SELECTED PASSAGE>
11 Points

11 Things to Expect If You See Bring It On: The Musical
written by Sam Greenspan

"Is this going to be one of those things where you write that I dragged you even though you wanted to go more than I did?"
-- My girlfriend, 11/12/2011

Over the weekend, yes, I went to the "legitimate" theater (in that it was a theater) and saw Bring It On: The Musical.

I haven't made it a secret over the years -- I am a big fan of the original Bring It On movie. Even though I'm not really into the nuances of cheerleading, nor did I ever cheerlead myself, I always felt Bring It On transcended its potentially-limiting gimmick. (Kind of like how I now feel about The League or The Colbert Report. Or how I hope you feel about this website.)

And that's how I ended up with a group of four friends, all ages 29 to 32, in downtown L.A. to watch Bring It On: The Musical. Rather than do a straight-up review, I decided to structure this around what YOU will see if you go (the L.A. shows are the first stage of a national tour). Because I was fairly unprepared, and I think it messed with my expectations and experience.

  1. Your captain Torrance.
    The plot has virtually nothing to do with Bring It On: The Movie - I was expecting a 1:1 version of the movie. Big Red, stolen cheers, spirit fingers, Eliza Dushku character, cheating boyfriend, W-W-W-Whitney, all that.

    That was not the case. I spent the first 10 minutes or so trying to figure out which characters in the play aligned to which characters in the film (the characters all having different names should've been a clue it wasn't going to line up). And that kind of put a damper on things. Had I known I was seeing something entirely different, I would've mentally prepared entirely different. As it stood, all I could do was compare the play and the movie in real-time.

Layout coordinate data

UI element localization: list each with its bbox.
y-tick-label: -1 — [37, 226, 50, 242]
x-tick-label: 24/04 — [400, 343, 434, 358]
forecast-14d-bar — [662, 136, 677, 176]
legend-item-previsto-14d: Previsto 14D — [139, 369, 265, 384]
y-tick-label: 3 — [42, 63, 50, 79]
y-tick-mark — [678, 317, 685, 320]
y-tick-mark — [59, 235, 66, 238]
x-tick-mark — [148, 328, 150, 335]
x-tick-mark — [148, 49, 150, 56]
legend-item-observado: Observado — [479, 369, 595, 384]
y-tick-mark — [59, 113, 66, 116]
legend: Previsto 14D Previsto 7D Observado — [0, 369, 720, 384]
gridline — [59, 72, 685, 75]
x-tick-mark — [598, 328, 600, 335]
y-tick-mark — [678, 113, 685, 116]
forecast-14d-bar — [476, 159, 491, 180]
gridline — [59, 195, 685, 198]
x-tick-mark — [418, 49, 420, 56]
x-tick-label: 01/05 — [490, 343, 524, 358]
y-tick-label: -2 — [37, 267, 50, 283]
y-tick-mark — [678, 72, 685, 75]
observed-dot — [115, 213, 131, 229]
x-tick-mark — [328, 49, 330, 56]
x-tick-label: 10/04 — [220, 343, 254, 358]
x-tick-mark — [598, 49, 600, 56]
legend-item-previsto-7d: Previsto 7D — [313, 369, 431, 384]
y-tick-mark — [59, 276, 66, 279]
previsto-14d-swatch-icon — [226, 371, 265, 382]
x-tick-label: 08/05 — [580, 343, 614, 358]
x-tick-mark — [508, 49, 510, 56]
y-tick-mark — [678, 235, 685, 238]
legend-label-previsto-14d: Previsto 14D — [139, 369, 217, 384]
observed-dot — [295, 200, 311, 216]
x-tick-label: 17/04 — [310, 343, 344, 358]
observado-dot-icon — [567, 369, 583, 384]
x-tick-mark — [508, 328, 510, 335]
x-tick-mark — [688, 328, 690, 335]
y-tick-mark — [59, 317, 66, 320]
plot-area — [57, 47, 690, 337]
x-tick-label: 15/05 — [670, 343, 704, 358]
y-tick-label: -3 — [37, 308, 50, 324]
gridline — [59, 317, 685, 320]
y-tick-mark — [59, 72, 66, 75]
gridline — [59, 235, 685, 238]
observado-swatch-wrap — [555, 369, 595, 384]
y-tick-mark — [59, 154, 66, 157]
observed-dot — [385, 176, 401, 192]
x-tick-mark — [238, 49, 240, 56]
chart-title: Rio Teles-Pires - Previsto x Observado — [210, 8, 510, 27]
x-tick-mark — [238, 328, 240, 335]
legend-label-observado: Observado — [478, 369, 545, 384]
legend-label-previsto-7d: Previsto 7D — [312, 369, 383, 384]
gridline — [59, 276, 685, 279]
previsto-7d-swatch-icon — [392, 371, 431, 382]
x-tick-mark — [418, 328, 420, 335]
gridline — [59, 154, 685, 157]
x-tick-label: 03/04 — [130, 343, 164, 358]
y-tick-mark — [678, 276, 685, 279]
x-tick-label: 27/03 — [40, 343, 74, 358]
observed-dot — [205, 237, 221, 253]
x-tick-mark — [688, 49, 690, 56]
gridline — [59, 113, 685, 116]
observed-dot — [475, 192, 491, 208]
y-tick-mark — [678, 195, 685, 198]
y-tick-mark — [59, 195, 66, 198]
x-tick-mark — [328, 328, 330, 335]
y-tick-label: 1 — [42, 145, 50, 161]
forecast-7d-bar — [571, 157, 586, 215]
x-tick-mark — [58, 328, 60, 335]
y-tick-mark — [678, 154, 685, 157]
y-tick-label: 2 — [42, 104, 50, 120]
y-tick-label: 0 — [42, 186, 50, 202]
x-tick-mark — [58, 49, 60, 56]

JOB>
Revise the Bring It On review from "1. Your captain" to "movie in real-time.", putting "stage show" in place of "play".

SOLUTION TO THE PROBLEM>
1. Your captain Torrance.
    The plot has virtually nothing to do with Bring It On: The Movie - I was expecting a 1:1 version of the movie. Big Red, stolen cheers, spirit fingers, Eliza Dushku character, cheating boyfriend, W-W-W-Whitney, all that.

    That was not the case. I spent the first 10 minutes or so trying to figure out which characters in the stage show aligned to which characters in the film (the characters all having different names should've been a clue it wasn't going to line up). And that kind of put a damper on things. Had I known I was seeing something entirely different, I would've mentally prepared entirely different. As it stood, all I could do was compare the stage show and the movie in real-time.